──────── Source material

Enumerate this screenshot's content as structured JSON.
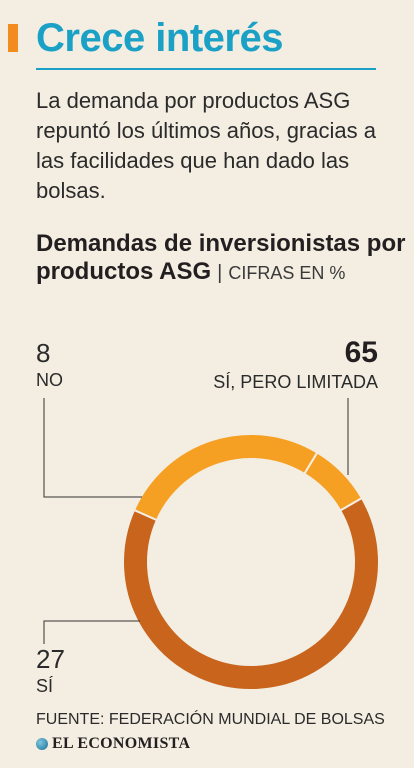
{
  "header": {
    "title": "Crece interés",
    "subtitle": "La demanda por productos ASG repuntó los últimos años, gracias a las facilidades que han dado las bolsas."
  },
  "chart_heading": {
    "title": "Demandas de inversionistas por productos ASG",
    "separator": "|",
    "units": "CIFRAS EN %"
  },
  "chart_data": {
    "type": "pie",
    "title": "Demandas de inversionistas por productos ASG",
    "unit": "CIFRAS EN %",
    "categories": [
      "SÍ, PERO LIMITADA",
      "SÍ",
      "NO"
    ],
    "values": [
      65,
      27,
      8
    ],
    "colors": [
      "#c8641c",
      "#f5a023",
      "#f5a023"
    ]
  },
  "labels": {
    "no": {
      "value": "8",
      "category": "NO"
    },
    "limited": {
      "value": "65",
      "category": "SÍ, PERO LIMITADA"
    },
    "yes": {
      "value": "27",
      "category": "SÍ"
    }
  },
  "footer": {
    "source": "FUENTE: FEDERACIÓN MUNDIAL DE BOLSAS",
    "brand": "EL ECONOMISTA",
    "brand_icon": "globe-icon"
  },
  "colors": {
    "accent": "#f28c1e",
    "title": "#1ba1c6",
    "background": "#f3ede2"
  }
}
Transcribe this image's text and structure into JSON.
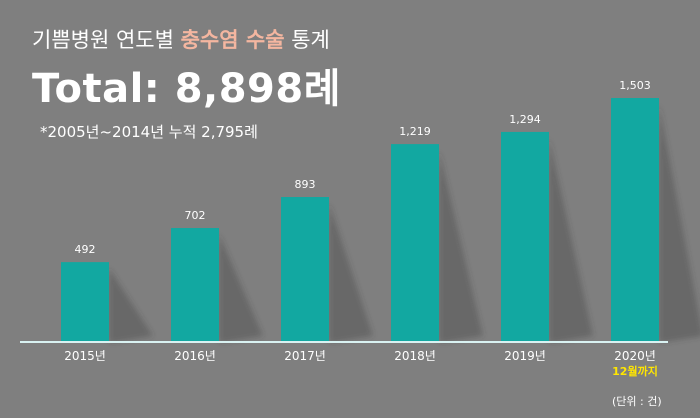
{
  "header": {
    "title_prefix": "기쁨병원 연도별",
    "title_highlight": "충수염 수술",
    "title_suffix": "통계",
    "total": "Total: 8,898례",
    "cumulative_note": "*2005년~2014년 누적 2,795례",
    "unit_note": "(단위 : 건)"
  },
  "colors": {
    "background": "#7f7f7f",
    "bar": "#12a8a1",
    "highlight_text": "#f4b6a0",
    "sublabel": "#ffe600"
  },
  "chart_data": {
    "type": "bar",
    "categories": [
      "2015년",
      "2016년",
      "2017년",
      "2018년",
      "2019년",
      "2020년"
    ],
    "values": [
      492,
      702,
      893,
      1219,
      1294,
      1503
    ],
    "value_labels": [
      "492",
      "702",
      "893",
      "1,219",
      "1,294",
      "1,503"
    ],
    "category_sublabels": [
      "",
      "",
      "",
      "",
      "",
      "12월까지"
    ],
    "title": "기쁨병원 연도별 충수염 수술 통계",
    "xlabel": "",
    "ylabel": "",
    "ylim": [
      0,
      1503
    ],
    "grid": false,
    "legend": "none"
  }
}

────────────────
──────── Source material

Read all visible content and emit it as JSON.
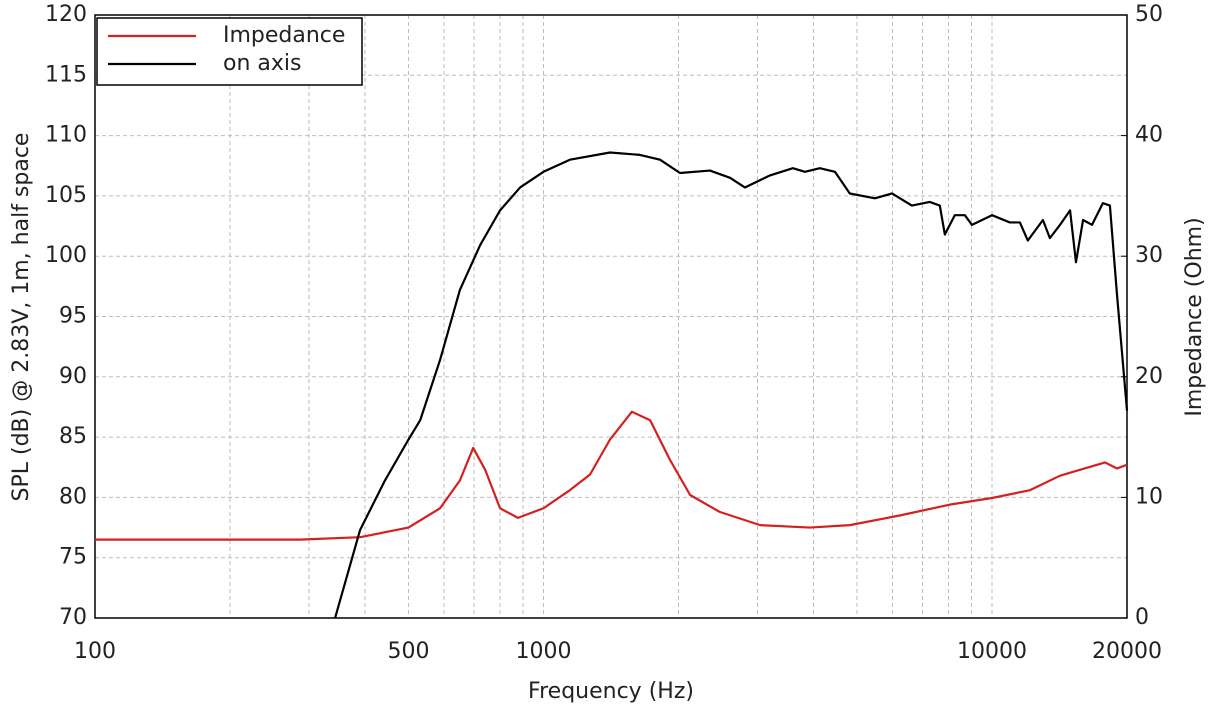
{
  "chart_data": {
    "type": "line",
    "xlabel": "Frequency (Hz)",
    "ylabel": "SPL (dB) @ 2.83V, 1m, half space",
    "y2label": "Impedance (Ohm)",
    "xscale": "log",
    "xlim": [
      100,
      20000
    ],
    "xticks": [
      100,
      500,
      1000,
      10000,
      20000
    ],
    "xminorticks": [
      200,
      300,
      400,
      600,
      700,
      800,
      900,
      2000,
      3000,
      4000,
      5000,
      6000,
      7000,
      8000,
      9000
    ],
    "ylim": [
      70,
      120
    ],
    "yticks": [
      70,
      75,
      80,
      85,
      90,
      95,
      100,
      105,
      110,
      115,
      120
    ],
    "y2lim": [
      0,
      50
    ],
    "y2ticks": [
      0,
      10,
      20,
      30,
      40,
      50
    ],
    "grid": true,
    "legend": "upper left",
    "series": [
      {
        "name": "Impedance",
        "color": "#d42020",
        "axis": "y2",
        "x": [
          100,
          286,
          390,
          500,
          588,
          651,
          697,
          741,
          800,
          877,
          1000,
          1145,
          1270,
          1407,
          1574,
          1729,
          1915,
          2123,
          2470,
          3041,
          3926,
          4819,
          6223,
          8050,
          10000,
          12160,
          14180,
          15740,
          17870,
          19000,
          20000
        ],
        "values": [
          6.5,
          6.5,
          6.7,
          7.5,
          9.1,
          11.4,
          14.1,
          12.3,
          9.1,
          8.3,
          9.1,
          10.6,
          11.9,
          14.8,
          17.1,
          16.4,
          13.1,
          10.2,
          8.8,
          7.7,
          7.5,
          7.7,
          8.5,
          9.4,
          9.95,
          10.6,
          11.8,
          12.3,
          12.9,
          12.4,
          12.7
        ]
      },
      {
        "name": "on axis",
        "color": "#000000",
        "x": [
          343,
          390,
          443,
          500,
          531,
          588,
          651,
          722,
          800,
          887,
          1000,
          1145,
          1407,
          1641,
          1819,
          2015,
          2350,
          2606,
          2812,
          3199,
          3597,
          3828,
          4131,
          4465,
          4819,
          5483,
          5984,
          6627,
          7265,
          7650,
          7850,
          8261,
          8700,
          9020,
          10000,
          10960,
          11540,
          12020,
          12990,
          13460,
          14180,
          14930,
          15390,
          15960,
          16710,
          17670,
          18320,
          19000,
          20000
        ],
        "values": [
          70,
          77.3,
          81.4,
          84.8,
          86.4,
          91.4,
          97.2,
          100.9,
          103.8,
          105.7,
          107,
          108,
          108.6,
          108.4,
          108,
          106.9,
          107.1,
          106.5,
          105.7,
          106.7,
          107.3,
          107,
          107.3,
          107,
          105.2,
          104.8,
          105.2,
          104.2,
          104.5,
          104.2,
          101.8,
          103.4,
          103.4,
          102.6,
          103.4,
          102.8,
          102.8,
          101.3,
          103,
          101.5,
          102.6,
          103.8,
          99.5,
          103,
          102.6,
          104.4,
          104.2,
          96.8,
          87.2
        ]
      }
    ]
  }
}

────────────────

--- Problem description ---
Pull out each line containing the word "PERO" and copy it.

--- Exercise output ---
      "SÍ, PERO LIMITADA",
      "category": "SÍ, PERO LIMITADA"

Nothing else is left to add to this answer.